Your objective: Could you transcribe every record below exactly as written, leaving out any pictures?
— start Dataset records —
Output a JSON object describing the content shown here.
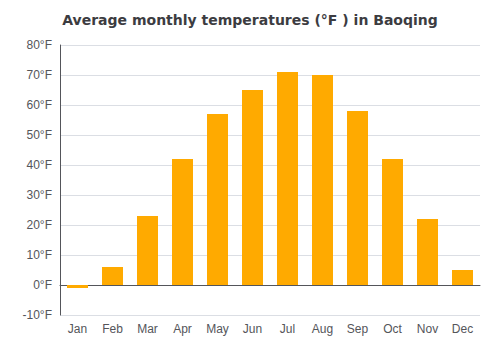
{
  "chart_data": {
    "type": "bar",
    "title": "Average monthly temperatures (°F ) in Baoqing",
    "categories": [
      "Jan",
      "Feb",
      "Mar",
      "Apr",
      "May",
      "Jun",
      "Jul",
      "Aug",
      "Sep",
      "Oct",
      "Nov",
      "Dec"
    ],
    "values": [
      -1,
      6,
      23,
      42,
      57,
      65,
      71,
      70,
      58,
      42,
      22,
      5
    ],
    "color": "#FFAA00",
    "ylim": [
      -10,
      80
    ],
    "yticks": [
      {
        "value": -10,
        "label": "-10°F"
      },
      {
        "value": 0,
        "label": "0°F"
      },
      {
        "value": 10,
        "label": "10°F"
      },
      {
        "value": 20,
        "label": "20°F"
      },
      {
        "value": 30,
        "label": "30°F"
      },
      {
        "value": 40,
        "label": "40°F"
      },
      {
        "value": 50,
        "label": "50°F"
      },
      {
        "value": 60,
        "label": "60°F"
      },
      {
        "value": 70,
        "label": "70°F"
      },
      {
        "value": 80,
        "label": "80°F"
      }
    ],
    "grid": true
  }
}
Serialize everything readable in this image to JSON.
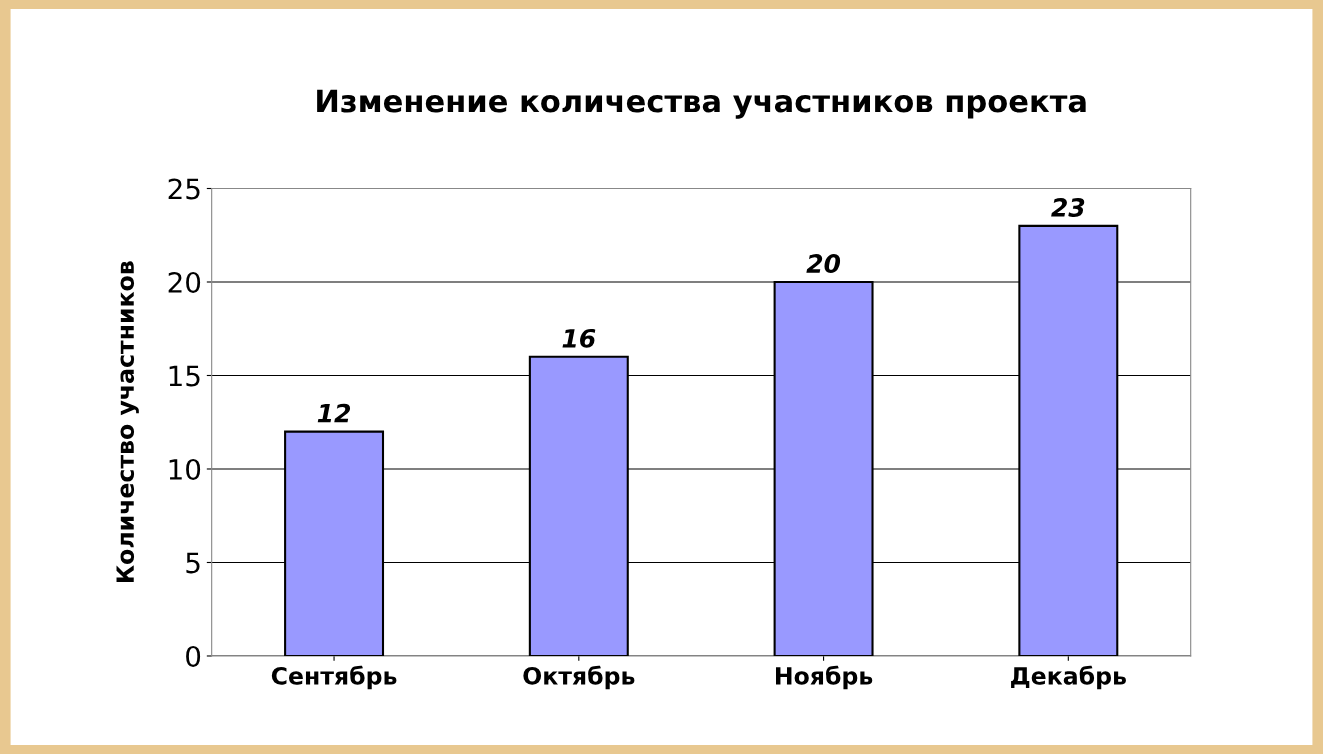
{
  "chart_data": {
    "type": "bar",
    "title": "Изменение количества участников проекта",
    "ylabel": "Количество участников",
    "categories": [
      "Сентябрь",
      "Октябрь",
      "Ноябрь",
      "Декабрь"
    ],
    "values": [
      12,
      16,
      20,
      23
    ],
    "color": "#9999ff",
    "ylim": [
      0,
      25
    ],
    "yticks": [
      0,
      5,
      10,
      15,
      20,
      25
    ],
    "grid": "y",
    "data_labels": true
  }
}
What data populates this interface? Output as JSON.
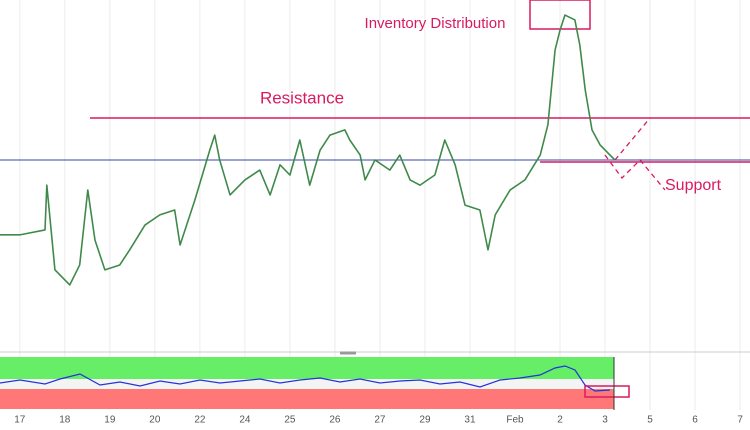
— end Dataset records —
Answer in full:
Output a JSON object describing the content shown here.
{
  "chart_data": {
    "type": "bar",
    "title": "Average monthly temperatures (°F ) in Baoqing",
    "categories": [
      "Jan",
      "Feb",
      "Mar",
      "Apr",
      "May",
      "Jun",
      "Jul",
      "Aug",
      "Sep",
      "Oct",
      "Nov",
      "Dec"
    ],
    "values": [
      -1,
      6,
      23,
      42,
      57,
      65,
      71,
      70,
      58,
      42,
      22,
      5
    ],
    "color": "#FFAA00",
    "ylim": [
      -10,
      80
    ],
    "yticks": [
      {
        "value": -10,
        "label": "-10°F"
      },
      {
        "value": 0,
        "label": "0°F"
      },
      {
        "value": 10,
        "label": "10°F"
      },
      {
        "value": 20,
        "label": "20°F"
      },
      {
        "value": 30,
        "label": "30°F"
      },
      {
        "value": 40,
        "label": "40°F"
      },
      {
        "value": 50,
        "label": "50°F"
      },
      {
        "value": 60,
        "label": "60°F"
      },
      {
        "value": 70,
        "label": "70°F"
      },
      {
        "value": 80,
        "label": "80°F"
      }
    ],
    "grid": true
  }
}
Serialize everything readable in this image to JSON.
{
  "chart_data": {
    "type": "bar",
    "title": "Изменение количества участников проекта",
    "ylabel": "Количество участников",
    "categories": [
      "Сентябрь",
      "Октябрь",
      "Ноябрь",
      "Декабрь"
    ],
    "values": [
      12,
      16,
      20,
      23
    ],
    "color": "#9999ff",
    "ylim": [
      0,
      25
    ],
    "yticks": [
      0,
      5,
      10,
      15,
      20,
      25
    ],
    "grid": "y",
    "data_labels": true
  }
}
What data populates this interface? Output as JSON.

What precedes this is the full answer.